Exercise objective: Set down the material below word for word, excluding the pictures.

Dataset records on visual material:
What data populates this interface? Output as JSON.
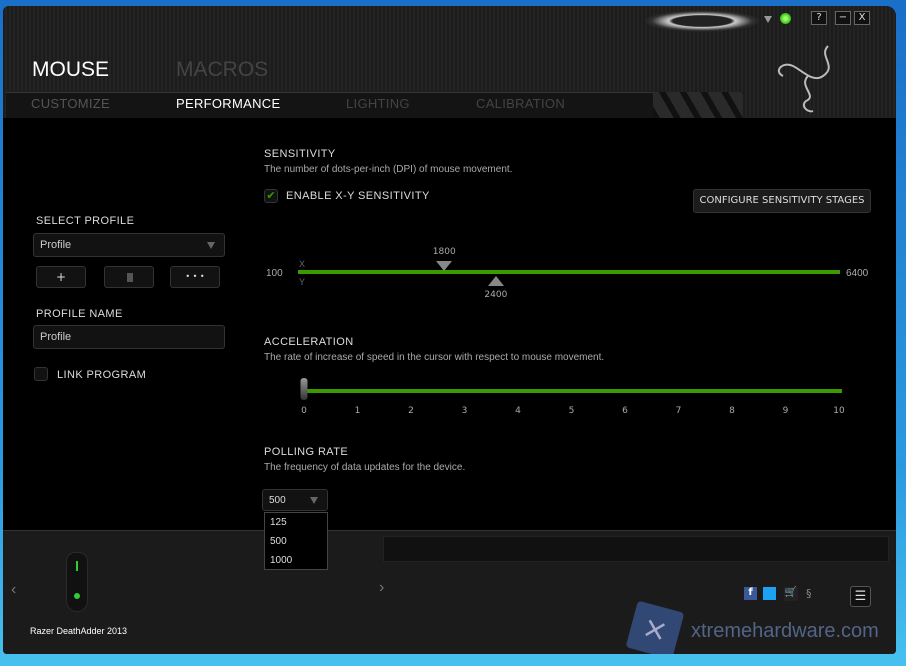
{
  "window_controls": {
    "help": "?",
    "minimize": "−",
    "close": "X"
  },
  "nav": {
    "top_tabs": [
      "MOUSE",
      "MACROS"
    ],
    "active_top": "MOUSE",
    "sub_tabs": [
      "CUSTOMIZE",
      "PERFORMANCE",
      "LIGHTING",
      "CALIBRATION"
    ],
    "active_sub": "PERFORMANCE"
  },
  "sidebar": {
    "select_profile_label": "SELECT PROFILE",
    "profile_value": "Profile",
    "add_label": "+",
    "delete_icon": "trash-icon",
    "more_label": "• • •",
    "profile_name_label": "PROFILE NAME",
    "profile_name_value": "Profile",
    "link_program_label": "LINK PROGRAM",
    "link_program_checked": false
  },
  "sensitivity": {
    "title": "SENSITIVITY",
    "description": "The number of dots-per-inch (DPI) of mouse movement.",
    "enable_xy_label": "ENABLE X-Y SENSITIVITY",
    "enable_xy_checked": true,
    "configure_button": "CONFIGURE SENSITIVITY STAGES",
    "min": "100",
    "max": "6400",
    "x_label": "X",
    "y_label": "Y",
    "x_value": "1800",
    "y_value": "2400"
  },
  "acceleration": {
    "title": "ACCELERATION",
    "description": "The rate of increase of speed in the cursor with respect to mouse movement.",
    "value": 0,
    "ticks": [
      "0",
      "1",
      "2",
      "3",
      "4",
      "5",
      "6",
      "7",
      "8",
      "9",
      "10"
    ]
  },
  "polling": {
    "title": "POLLING RATE",
    "description": "The frequency of data updates for the device.",
    "selected": "500",
    "options": [
      "125",
      "500",
      "1000"
    ]
  },
  "footer": {
    "device_name": "Razer DeathAdder 2013",
    "prev": "‹",
    "next": "›",
    "social_icons": [
      "facebook-icon",
      "twitter-icon",
      "cart-icon",
      "razer-icon"
    ],
    "watermark": "xtremehardware.com"
  },
  "colors": {
    "accent": "#3a9a00",
    "background": "#000000"
  }
}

The output:
What data populates this interface? Output as JSON.
{
  "window_controls": {
    "help": "?",
    "minimize": "−",
    "close": "X"
  },
  "nav": {
    "top_tabs": [
      "MOUSE",
      "MACROS"
    ],
    "active_top": "MOUSE",
    "sub_tabs": [
      "CUSTOMIZE",
      "PERFORMANCE",
      "LIGHTING",
      "CALIBRATION"
    ],
    "active_sub": "PERFORMANCE"
  },
  "sidebar": {
    "select_profile_label": "SELECT PROFILE",
    "profile_value": "Profile",
    "add_label": "+",
    "delete_icon": "trash-icon",
    "more_label": "• • •",
    "profile_name_label": "PROFILE NAME",
    "profile_name_value": "Profile",
    "link_program_label": "LINK PROGRAM",
    "link_program_checked": false
  },
  "sensitivity": {
    "title": "SENSITIVITY",
    "description": "The number of dots-per-inch (DPI) of mouse movement.",
    "enable_xy_label": "ENABLE X-Y SENSITIVITY",
    "enable_xy_checked": true,
    "configure_button": "CONFIGURE SENSITIVITY STAGES",
    "min": "100",
    "max": "6400",
    "x_label": "X",
    "y_label": "Y",
    "x_value": "1800",
    "y_value": "2400"
  },
  "acceleration": {
    "title": "ACCELERATION",
    "description": "The rate of increase of speed in the cursor with respect to mouse movement.",
    "value": 0,
    "ticks": [
      "0",
      "1",
      "2",
      "3",
      "4",
      "5",
      "6",
      "7",
      "8",
      "9",
      "10"
    ]
  },
  "polling": {
    "title": "POLLING RATE",
    "description": "The frequency of data updates for the device.",
    "selected": "500",
    "options": [
      "125",
      "500",
      "1000"
    ]
  },
  "footer": {
    "device_name": "Razer DeathAdder 2013",
    "prev": "‹",
    "next": "›",
    "social_icons": [
      "facebook-icon",
      "twitter-icon",
      "cart-icon",
      "razer-icon"
    ],
    "watermark": "xtremehardware.com"
  },
  "colors": {
    "accent": "#3a9a00",
    "background": "#000000"
  }
}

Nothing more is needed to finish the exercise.